↓↓↓
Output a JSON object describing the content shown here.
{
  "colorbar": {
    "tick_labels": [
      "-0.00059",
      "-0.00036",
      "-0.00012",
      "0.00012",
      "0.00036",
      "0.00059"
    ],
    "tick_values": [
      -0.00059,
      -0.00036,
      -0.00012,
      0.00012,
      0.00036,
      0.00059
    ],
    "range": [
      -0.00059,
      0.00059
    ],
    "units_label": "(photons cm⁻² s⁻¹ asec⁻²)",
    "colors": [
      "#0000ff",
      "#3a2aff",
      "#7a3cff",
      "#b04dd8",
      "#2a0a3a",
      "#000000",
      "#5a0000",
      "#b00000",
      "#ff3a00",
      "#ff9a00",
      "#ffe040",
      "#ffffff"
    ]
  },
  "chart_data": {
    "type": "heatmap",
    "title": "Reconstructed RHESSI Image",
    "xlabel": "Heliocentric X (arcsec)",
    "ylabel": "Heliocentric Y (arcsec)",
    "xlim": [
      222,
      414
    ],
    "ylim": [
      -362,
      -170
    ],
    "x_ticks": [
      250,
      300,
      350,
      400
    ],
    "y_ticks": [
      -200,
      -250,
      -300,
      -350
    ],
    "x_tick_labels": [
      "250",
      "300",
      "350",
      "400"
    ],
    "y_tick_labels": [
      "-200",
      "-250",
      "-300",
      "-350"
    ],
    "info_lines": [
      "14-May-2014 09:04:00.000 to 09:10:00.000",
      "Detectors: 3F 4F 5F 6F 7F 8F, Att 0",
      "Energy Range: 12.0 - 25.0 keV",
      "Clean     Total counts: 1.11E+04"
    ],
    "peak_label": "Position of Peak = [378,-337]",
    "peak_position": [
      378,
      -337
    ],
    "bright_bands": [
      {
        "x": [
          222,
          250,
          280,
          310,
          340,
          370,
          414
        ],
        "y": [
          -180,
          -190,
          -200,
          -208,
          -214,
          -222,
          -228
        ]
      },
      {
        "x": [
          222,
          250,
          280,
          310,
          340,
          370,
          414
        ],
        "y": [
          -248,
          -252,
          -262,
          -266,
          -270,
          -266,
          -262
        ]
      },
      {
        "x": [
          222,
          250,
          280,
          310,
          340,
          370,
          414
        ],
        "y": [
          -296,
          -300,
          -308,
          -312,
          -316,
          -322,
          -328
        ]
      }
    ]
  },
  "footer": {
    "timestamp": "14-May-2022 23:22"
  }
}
↑↑↑
### [Task brief]
Tally up how many lines in the preceding listing contain the word "arcsec". Give nothing but the number.

### [Exercise answer]
2